Data entries:
⁂
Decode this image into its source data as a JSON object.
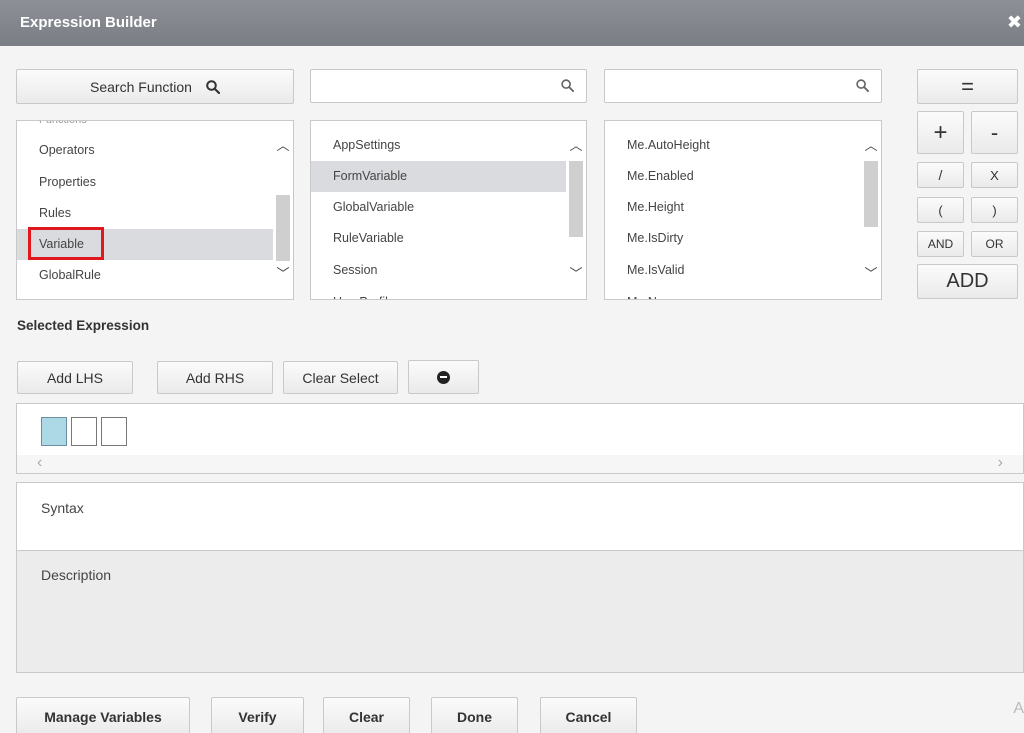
{
  "window": {
    "title": "Expression Builder",
    "close_glyph": "✖"
  },
  "search": {
    "button_label": "Search Function",
    "field2_value": "",
    "field3_value": ""
  },
  "lists": {
    "categories": {
      "partial_top": "Functions",
      "items": [
        "Operators",
        "Properties",
        "Rules",
        "Variable",
        "GlobalRule"
      ],
      "selected": "Variable"
    },
    "variables": {
      "items": [
        "AppSettings",
        "FormVariable",
        "GlobalVariable",
        "RuleVariable",
        "Session"
      ],
      "partial_bottom": "UserProfile",
      "selected": "FormVariable"
    },
    "properties": {
      "items": [
        "Me.AutoHeight",
        "Me.Enabled",
        "Me.Height",
        "Me.IsDirty",
        "Me.IsValid"
      ],
      "partial_bottom": "Me.Name"
    }
  },
  "operators": {
    "equals": "=",
    "plus": "+",
    "minus": "-",
    "divide": "/",
    "multiply": "X",
    "open_paren": "(",
    "close_paren": ")",
    "and": "AND",
    "or": "OR",
    "add": "ADD"
  },
  "selected_expression": {
    "label": "Selected Expression",
    "add_lhs": "Add LHS",
    "add_rhs": "Add RHS",
    "clear_select": "Clear Select",
    "remove_glyph": "−"
  },
  "syntax_label": "Syntax",
  "description_label": "Description",
  "footer": {
    "manage_variables": "Manage Variables",
    "verify": "Verify",
    "clear": "Clear",
    "done": "Done",
    "cancel": "Cancel"
  },
  "edge_char": "A",
  "colors": {
    "titlebar": "#82858c",
    "selection": "#d9dbde",
    "active_slot": "#add8e6",
    "highlight_border": "#e0171c"
  }
}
⁂
Instruction
Pictures appear in the records above. Output everything except them, exactly.

Exercise response
Decode this image into its source data as a JSON object.
{
  "window": {
    "title": "Expression Builder",
    "close_glyph": "✖"
  },
  "search": {
    "button_label": "Search Function",
    "field2_value": "",
    "field3_value": ""
  },
  "lists": {
    "categories": {
      "partial_top": "Functions",
      "items": [
        "Operators",
        "Properties",
        "Rules",
        "Variable",
        "GlobalRule"
      ],
      "selected": "Variable"
    },
    "variables": {
      "items": [
        "AppSettings",
        "FormVariable",
        "GlobalVariable",
        "RuleVariable",
        "Session"
      ],
      "partial_bottom": "UserProfile",
      "selected": "FormVariable"
    },
    "properties": {
      "items": [
        "Me.AutoHeight",
        "Me.Enabled",
        "Me.Height",
        "Me.IsDirty",
        "Me.IsValid"
      ],
      "partial_bottom": "Me.Name"
    }
  },
  "operators": {
    "equals": "=",
    "plus": "+",
    "minus": "-",
    "divide": "/",
    "multiply": "X",
    "open_paren": "(",
    "close_paren": ")",
    "and": "AND",
    "or": "OR",
    "add": "ADD"
  },
  "selected_expression": {
    "label": "Selected Expression",
    "add_lhs": "Add LHS",
    "add_rhs": "Add RHS",
    "clear_select": "Clear Select",
    "remove_glyph": "−"
  },
  "syntax_label": "Syntax",
  "description_label": "Description",
  "footer": {
    "manage_variables": "Manage Variables",
    "verify": "Verify",
    "clear": "Clear",
    "done": "Done",
    "cancel": "Cancel"
  },
  "edge_char": "A",
  "colors": {
    "titlebar": "#82858c",
    "selection": "#d9dbde",
    "active_slot": "#add8e6",
    "highlight_border": "#e0171c"
  }
}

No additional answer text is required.